* AIM *
Copy every line of the records below that holds the word "процесс".

* PROVIDED RECORDS *
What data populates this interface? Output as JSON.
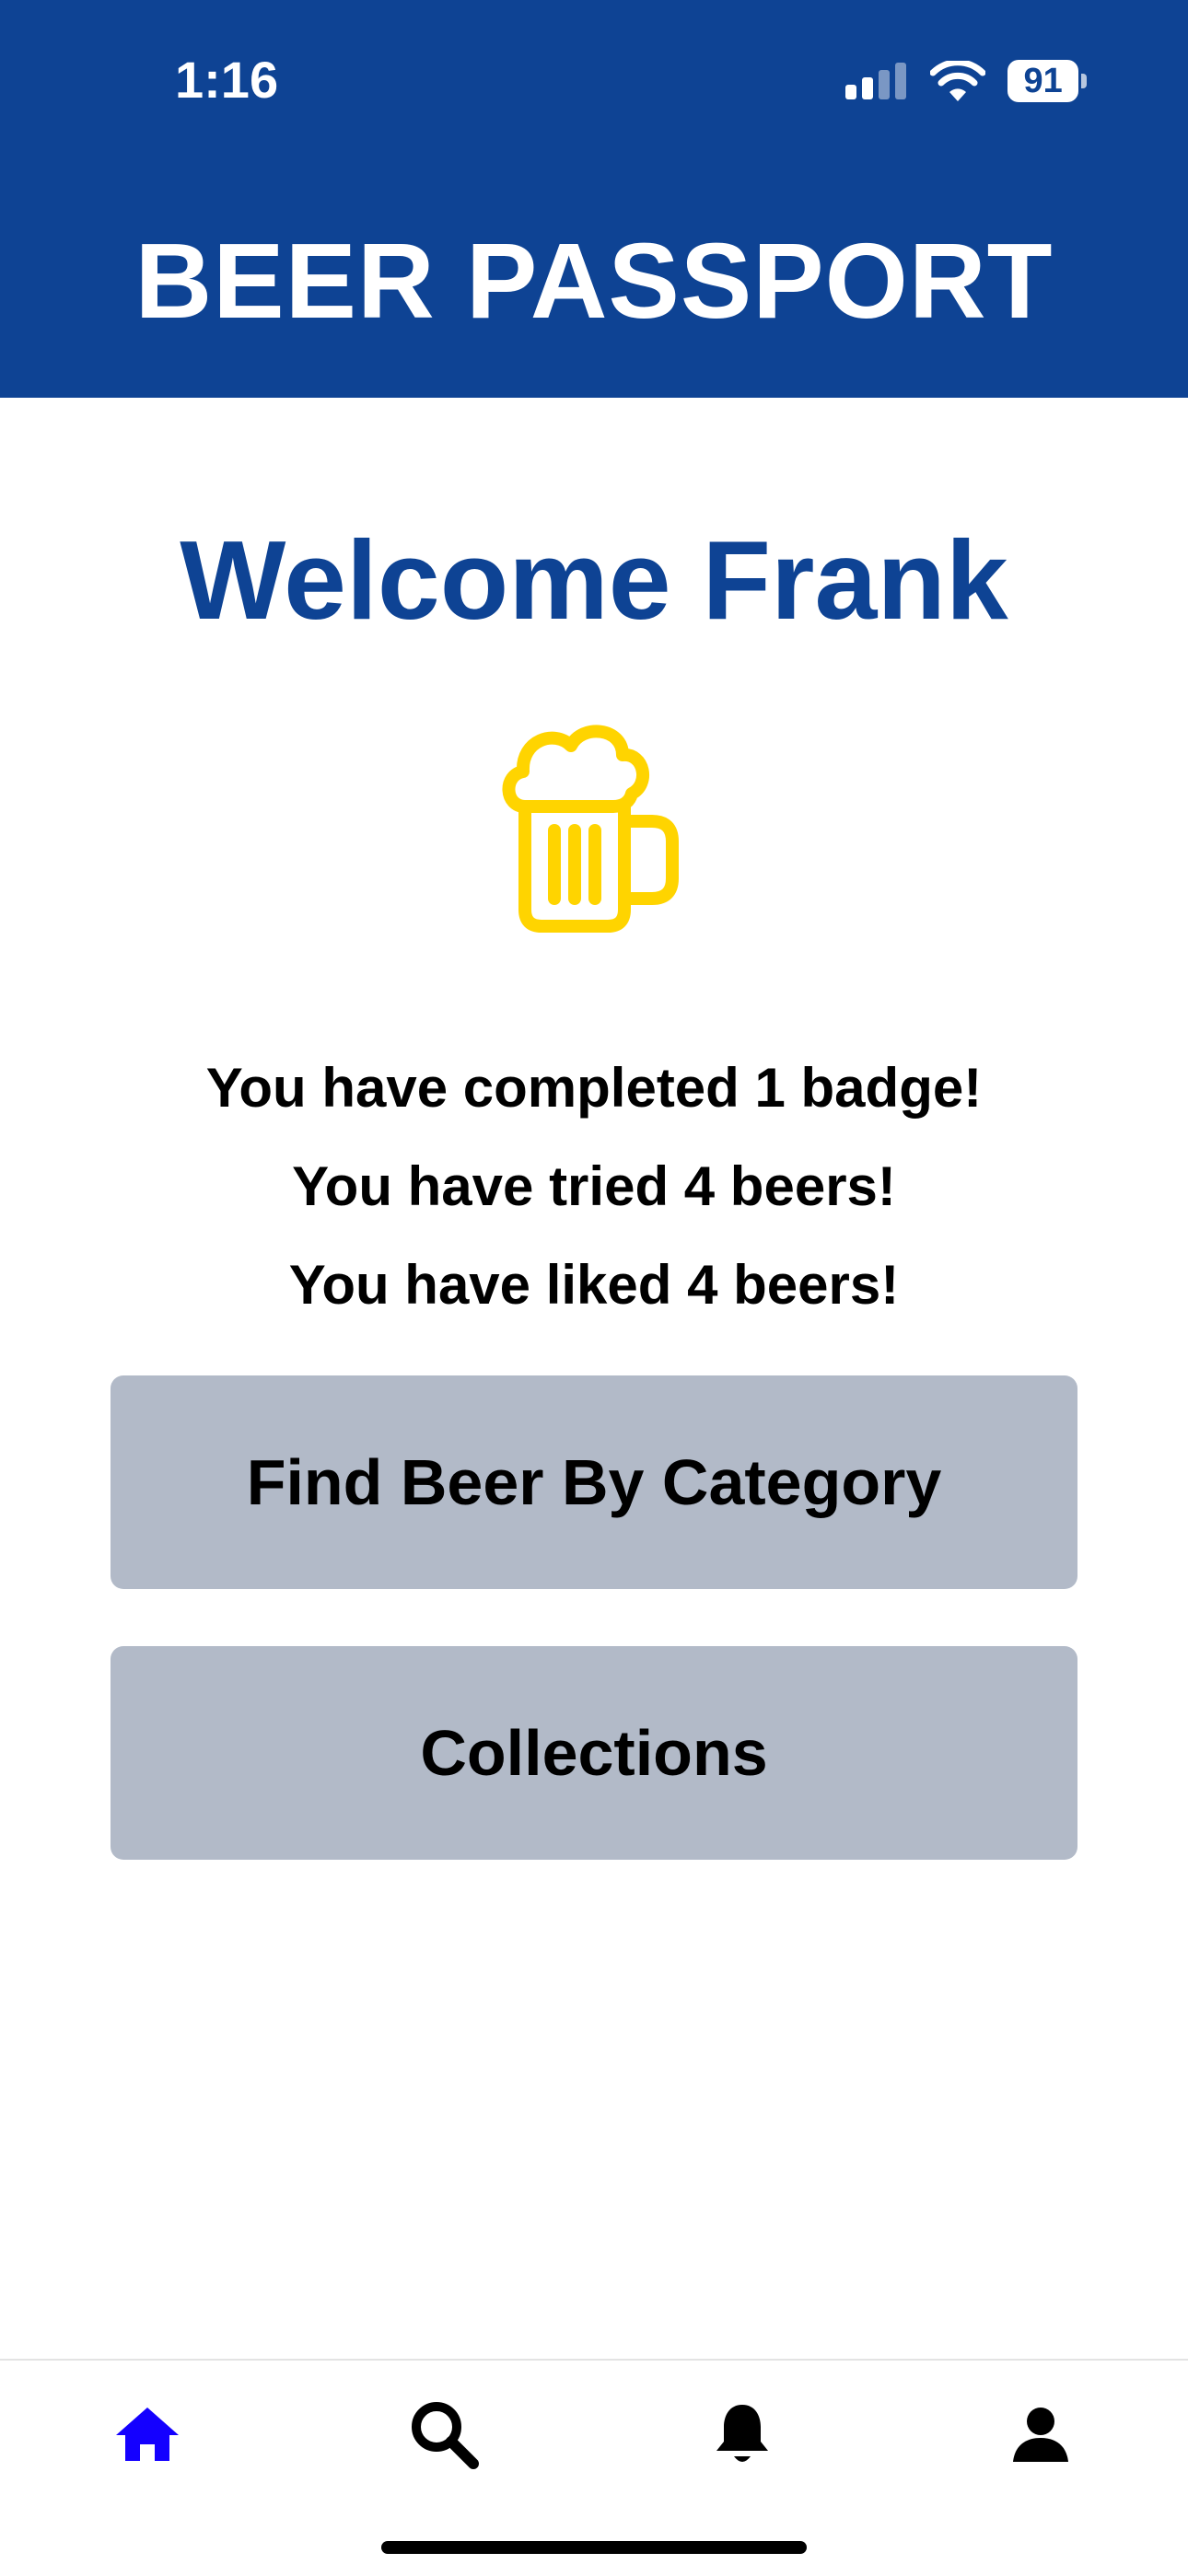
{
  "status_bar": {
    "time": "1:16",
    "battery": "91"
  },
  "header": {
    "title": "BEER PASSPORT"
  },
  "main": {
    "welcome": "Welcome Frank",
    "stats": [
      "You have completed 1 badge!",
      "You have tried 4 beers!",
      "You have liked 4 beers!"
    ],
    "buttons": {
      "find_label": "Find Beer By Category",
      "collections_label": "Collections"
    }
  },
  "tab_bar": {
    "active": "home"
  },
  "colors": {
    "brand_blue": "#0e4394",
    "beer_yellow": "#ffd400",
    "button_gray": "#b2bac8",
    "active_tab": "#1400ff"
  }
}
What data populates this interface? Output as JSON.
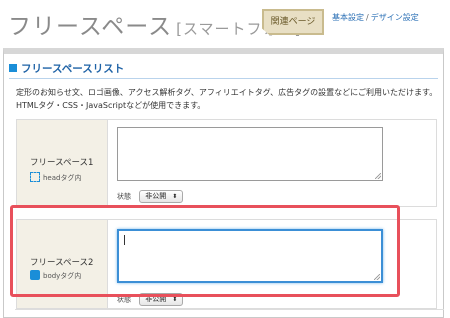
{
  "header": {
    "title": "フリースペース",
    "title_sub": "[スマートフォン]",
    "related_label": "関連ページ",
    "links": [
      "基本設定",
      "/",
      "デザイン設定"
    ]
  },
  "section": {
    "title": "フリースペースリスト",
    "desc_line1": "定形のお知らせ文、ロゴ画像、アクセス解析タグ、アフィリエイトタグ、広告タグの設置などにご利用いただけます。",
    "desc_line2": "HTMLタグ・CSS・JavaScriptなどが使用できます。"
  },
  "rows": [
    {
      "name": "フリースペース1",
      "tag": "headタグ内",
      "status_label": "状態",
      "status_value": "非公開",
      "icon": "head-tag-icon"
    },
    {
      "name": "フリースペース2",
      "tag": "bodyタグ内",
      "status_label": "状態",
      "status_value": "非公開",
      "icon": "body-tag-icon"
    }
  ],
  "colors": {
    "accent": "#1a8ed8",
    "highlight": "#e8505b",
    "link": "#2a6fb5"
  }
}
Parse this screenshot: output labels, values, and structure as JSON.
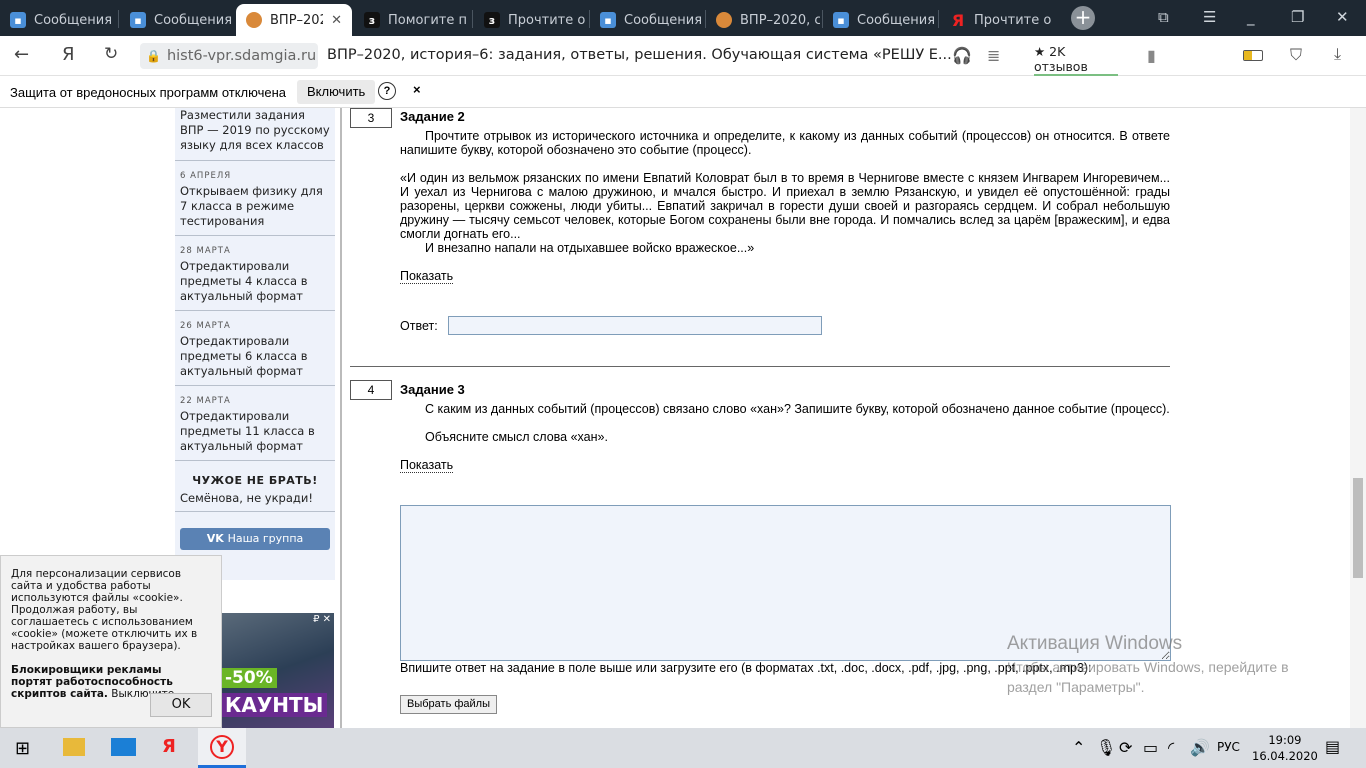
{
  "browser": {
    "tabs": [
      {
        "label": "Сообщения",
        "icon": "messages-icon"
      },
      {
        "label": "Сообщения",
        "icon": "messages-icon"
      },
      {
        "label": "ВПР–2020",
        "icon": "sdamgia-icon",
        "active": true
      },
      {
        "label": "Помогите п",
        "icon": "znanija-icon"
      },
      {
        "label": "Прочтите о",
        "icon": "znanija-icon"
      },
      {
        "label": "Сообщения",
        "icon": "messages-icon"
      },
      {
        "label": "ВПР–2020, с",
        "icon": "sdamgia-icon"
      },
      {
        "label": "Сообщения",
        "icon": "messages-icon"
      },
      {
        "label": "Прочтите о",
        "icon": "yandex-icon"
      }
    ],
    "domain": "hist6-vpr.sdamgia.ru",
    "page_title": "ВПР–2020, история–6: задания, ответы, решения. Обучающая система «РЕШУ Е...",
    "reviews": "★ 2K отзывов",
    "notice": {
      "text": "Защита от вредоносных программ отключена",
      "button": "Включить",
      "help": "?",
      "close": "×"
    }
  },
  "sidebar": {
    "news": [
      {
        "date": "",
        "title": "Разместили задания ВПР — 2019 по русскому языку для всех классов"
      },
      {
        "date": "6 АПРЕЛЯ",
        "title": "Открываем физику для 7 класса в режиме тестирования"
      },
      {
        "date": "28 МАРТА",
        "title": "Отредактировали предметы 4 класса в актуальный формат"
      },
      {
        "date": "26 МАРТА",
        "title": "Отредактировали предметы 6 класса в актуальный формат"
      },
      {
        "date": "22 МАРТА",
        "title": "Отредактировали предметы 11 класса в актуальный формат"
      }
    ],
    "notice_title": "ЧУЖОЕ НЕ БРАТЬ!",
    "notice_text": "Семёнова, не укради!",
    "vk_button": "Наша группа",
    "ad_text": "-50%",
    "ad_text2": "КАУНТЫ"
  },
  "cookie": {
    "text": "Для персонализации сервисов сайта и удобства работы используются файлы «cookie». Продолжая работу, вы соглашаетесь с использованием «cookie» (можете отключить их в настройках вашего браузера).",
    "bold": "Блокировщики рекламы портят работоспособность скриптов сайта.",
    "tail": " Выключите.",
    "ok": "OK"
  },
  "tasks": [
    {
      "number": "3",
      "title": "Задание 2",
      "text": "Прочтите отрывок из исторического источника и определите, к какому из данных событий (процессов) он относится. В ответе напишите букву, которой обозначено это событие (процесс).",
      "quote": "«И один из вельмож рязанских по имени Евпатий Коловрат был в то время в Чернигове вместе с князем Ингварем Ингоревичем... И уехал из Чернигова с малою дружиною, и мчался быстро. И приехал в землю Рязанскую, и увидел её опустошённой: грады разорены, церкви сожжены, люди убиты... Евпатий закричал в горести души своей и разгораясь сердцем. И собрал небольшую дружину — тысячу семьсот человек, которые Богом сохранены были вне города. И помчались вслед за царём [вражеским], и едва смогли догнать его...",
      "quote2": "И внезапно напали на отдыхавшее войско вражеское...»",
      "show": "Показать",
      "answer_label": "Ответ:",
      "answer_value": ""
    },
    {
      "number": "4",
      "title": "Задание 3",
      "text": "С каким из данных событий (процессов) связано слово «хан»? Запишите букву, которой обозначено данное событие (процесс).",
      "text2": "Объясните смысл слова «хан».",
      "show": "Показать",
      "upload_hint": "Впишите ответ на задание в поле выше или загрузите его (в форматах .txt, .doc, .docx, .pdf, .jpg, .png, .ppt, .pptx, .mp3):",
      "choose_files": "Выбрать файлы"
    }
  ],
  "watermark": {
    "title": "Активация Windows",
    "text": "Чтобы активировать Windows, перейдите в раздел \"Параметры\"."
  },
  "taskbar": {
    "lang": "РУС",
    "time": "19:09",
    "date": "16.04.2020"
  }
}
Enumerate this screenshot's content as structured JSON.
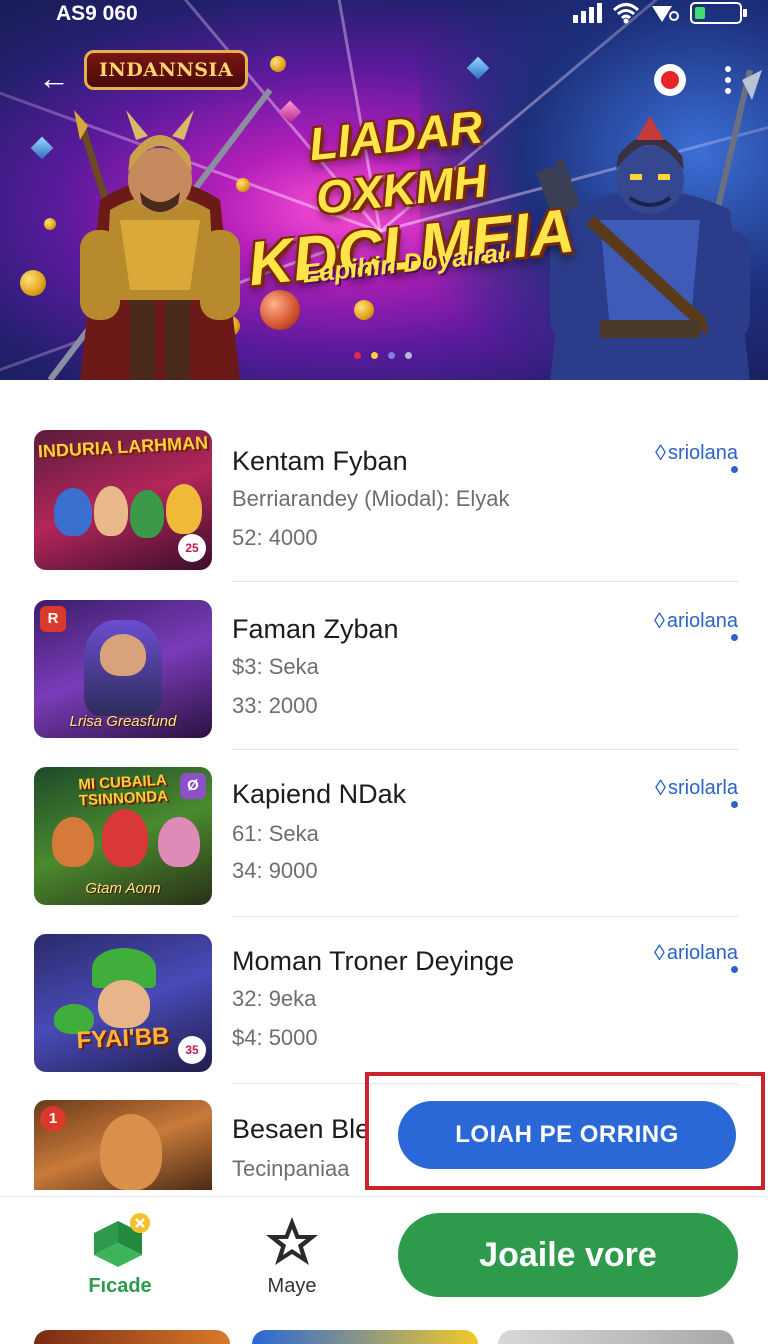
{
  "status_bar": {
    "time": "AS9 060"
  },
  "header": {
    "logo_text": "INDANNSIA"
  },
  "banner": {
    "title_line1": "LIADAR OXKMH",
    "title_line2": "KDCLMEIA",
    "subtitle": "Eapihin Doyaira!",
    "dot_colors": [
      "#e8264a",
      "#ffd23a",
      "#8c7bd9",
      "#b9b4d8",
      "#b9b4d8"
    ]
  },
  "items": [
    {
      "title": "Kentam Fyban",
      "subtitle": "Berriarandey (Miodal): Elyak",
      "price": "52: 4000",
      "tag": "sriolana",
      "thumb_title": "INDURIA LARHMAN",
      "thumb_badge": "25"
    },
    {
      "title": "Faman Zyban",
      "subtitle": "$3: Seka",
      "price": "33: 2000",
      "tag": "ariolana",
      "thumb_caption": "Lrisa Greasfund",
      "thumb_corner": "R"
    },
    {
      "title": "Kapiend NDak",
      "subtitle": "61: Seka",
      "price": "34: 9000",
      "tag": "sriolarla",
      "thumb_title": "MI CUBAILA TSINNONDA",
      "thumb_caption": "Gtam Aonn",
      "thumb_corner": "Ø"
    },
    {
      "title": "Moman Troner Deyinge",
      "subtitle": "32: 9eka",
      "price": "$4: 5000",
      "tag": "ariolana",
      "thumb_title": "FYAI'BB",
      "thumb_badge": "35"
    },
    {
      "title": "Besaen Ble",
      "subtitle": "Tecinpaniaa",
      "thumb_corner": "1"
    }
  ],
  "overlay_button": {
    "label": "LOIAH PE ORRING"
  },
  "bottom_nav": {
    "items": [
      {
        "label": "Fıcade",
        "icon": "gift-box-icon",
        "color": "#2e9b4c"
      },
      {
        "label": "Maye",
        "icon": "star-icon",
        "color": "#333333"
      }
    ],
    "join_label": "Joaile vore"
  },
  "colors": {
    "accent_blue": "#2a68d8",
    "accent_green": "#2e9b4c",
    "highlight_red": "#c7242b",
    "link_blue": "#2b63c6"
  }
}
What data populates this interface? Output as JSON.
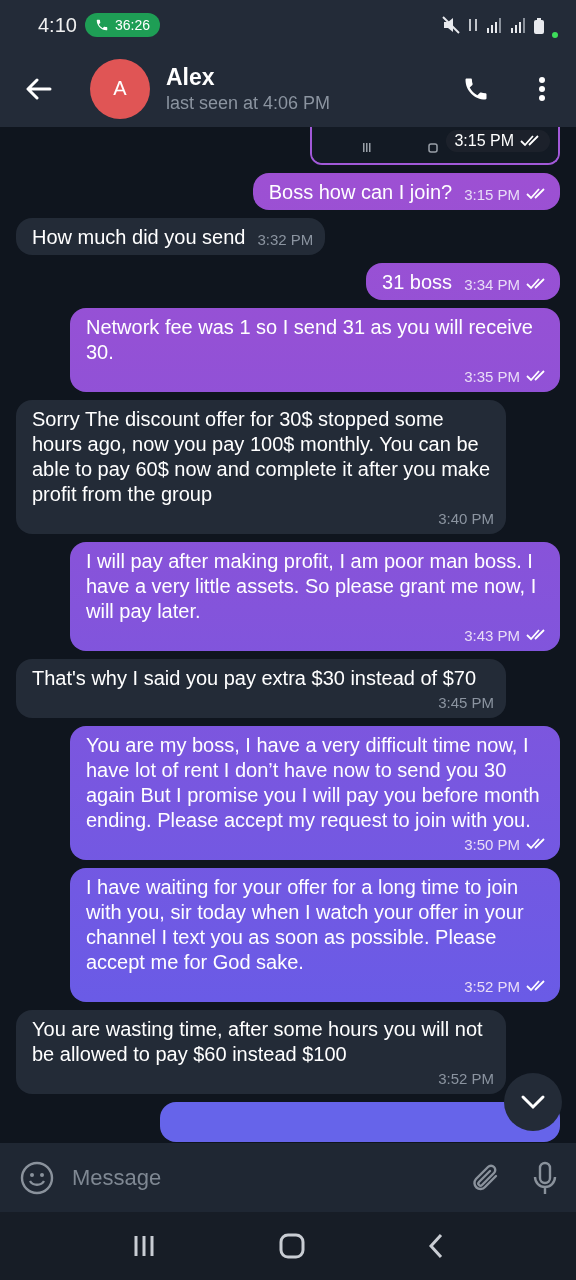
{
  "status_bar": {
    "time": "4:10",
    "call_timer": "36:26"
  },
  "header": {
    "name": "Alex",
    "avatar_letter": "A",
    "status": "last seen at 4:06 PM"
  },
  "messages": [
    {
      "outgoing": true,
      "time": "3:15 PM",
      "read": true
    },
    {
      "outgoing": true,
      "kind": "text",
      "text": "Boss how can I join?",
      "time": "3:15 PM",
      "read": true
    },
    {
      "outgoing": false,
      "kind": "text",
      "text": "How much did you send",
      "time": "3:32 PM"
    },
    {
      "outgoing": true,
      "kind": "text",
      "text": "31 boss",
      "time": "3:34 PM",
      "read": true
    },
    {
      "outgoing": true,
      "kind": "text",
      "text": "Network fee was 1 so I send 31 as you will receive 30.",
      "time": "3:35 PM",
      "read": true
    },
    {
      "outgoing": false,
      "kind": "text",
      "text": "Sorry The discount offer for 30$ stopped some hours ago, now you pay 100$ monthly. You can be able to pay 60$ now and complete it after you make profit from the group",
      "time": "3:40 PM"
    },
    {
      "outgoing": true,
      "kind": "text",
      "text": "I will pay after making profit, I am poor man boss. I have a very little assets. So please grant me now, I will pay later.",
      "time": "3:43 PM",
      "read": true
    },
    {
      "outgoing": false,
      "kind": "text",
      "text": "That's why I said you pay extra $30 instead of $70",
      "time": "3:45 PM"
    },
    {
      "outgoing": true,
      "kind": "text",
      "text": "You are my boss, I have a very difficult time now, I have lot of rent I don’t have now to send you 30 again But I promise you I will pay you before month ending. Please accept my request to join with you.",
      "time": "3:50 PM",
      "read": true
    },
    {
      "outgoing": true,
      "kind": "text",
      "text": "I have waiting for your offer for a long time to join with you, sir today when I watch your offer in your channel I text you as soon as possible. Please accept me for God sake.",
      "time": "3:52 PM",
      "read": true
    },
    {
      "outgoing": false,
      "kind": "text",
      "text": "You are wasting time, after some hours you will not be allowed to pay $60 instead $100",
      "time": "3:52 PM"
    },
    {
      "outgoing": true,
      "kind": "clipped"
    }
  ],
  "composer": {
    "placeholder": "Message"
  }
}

* RESULT OF THIS EXERCISE *
      "text": "Прочтите отрывок из исторического источника и определите, к какому из данных событий (процессов) он относится. В ответе напишите букву, которой обозначено это событие (процесс).",
      "text": "С каким из данных событий (процессов) связано слово «хан»? Запишите букву, которой обозначено данное событие (процесс).",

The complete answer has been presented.